[start of EXTRACTED MATERIAL]

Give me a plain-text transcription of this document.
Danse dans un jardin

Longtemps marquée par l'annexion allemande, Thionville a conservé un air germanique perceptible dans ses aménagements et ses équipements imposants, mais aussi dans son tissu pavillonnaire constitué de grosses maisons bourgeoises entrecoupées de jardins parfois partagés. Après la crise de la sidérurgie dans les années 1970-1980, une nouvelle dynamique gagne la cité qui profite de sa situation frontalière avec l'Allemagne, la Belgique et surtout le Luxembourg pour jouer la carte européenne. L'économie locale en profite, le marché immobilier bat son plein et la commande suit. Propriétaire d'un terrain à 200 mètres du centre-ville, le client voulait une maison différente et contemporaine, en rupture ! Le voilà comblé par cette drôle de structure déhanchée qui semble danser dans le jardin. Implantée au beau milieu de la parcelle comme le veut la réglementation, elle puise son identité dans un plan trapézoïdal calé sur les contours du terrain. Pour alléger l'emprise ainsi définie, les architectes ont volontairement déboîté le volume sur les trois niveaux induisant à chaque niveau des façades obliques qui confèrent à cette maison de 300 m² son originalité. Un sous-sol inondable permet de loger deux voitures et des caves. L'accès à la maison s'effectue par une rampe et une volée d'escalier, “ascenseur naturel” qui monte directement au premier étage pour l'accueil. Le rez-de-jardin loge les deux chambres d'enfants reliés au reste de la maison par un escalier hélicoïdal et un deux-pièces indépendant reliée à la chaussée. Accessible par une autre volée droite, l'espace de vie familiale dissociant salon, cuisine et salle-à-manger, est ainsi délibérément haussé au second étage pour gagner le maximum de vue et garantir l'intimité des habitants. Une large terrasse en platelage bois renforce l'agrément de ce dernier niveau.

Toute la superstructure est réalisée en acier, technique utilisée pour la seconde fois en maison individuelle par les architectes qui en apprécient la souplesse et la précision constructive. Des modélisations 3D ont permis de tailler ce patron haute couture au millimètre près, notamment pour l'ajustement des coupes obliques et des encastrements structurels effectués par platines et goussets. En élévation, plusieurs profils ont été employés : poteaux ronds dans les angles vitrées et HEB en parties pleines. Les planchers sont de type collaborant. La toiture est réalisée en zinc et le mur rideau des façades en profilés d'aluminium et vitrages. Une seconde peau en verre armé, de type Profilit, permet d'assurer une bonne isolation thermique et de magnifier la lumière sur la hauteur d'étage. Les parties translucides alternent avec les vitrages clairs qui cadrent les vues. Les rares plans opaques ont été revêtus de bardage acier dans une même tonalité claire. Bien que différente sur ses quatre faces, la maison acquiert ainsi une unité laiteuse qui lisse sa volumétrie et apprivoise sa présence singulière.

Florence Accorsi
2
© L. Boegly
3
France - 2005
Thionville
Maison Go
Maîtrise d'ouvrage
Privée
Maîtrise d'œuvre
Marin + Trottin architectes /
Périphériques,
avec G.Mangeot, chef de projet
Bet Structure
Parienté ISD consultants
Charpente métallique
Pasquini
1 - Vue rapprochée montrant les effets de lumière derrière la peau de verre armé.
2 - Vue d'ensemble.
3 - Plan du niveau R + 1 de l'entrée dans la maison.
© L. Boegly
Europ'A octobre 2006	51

[end of EXTRACTED MATERIAL]

**DIRECTIONS FOR THIS TASK**. Restate the data above exactly, keeping each word as it stands.

**FINISHED TASK**.
Give me a plain-text transcription of this document.
Danse dans un jardin

Longtemps marquée par l'annexion allemande, Thionville a conservé un air germanique perceptible dans ses aménagements et ses équipements imposants, mais aussi dans son tissu pavillonnaire constitué de grosses maisons bourgeoises entrecoupées de jardins parfois partagés. Après la crise de la sidérurgie dans les années 1970-1980, une nouvelle dynamique gagne la cité qui profite de sa situation frontalière avec l'Allemagne, la Belgique et surtout le Luxembourg pour jouer la carte européenne. L'économie locale en profite, le marché immobilier bat son plein et la commande suit. Propriétaire d'un terrain à 200 mètres du centre-ville, le client voulait une maison différente et contemporaine, en rupture ! Le voilà comblé par cette drôle de structure déhanchée qui semble danser dans le jardin. Implantée au beau milieu de la parcelle comme le veut la réglementation, elle puise son identité dans un plan trapézoïdal calé sur les contours du terrain. Pour alléger l'emprise ainsi définie, les architectes ont volontairement déboîté le volume sur les trois niveaux induisant à chaque niveau des façades obliques qui confèrent à cette maison de 300 m² son originalité. Un sous-sol inondable permet de loger deux voitures et des caves. L'accès à la maison s'effectue par une rampe et une volée d'escalier, “ascenseur naturel” qui monte directement au premier étage pour l'accueil. Le rez-de-jardin loge les deux chambres d'enfants reliés au reste de la maison par un escalier hélicoïdal et un deux-pièces indépendant reliée à la chaussée. Accessible par une autre volée droite, l'espace de vie familiale dissociant salon, cuisine et salle-à-manger, est ainsi délibérément haussé au second étage pour gagner le maximum de vue et garantir l'intimité des habitants. Une large terrasse en platelage bois renforce l'agrément de ce dernier niveau.

Toute la superstructure est réalisée en acier, technique utilisée pour la seconde fois en maison individuelle par les architectes qui en apprécient la souplesse et la précision constructive. Des modélisations 3D ont permis de tailler ce patron haute couture au millimètre près, notamment pour l'ajustement des coupes obliques et des encastrements structurels effectués par platines et goussets. En élévation, plusieurs profils ont été employés : poteaux ronds dans les angles vitrées et HEB en parties pleines. Les planchers sont de type collaborant. La toiture est réalisée en zinc et le mur rideau des façades en profilés d'aluminium et vitrages. Une seconde peau en verre armé, de type Profilit, permet d'assurer une bonne isolation thermique et de magnifier la lumière sur la hauteur d'étage. Les parties translucides alternent avec les vitrages clairs qui cadrent les vues. Les rares plans opaques ont été revêtus de bardage acier dans une même tonalité claire. Bien que différente sur ses quatre faces, la maison acquiert ainsi une unité laiteuse qui lisse sa volumétrie et apprivoise sa présence singulière.

Florence Accorsi
2
© L. Boegly
3
France - 2005
Thionville
Maison Go
Maîtrise d'ouvrage
Privée
Maîtrise d'œuvre
Marin + Trottin architectes /
Périphériques,
avec G.Mangeot, chef de projet
Bet Structure
Parienté ISD consultants
Charpente métallique
Pasquini
1 - Vue rapprochée montrant les effets de lumière derrière la peau de verre armé.
2 - Vue d'ensemble.
3 - Plan du niveau R + 1 de l'entrée dans la maison.
© L. Boegly
Europ'A octobre 2006	51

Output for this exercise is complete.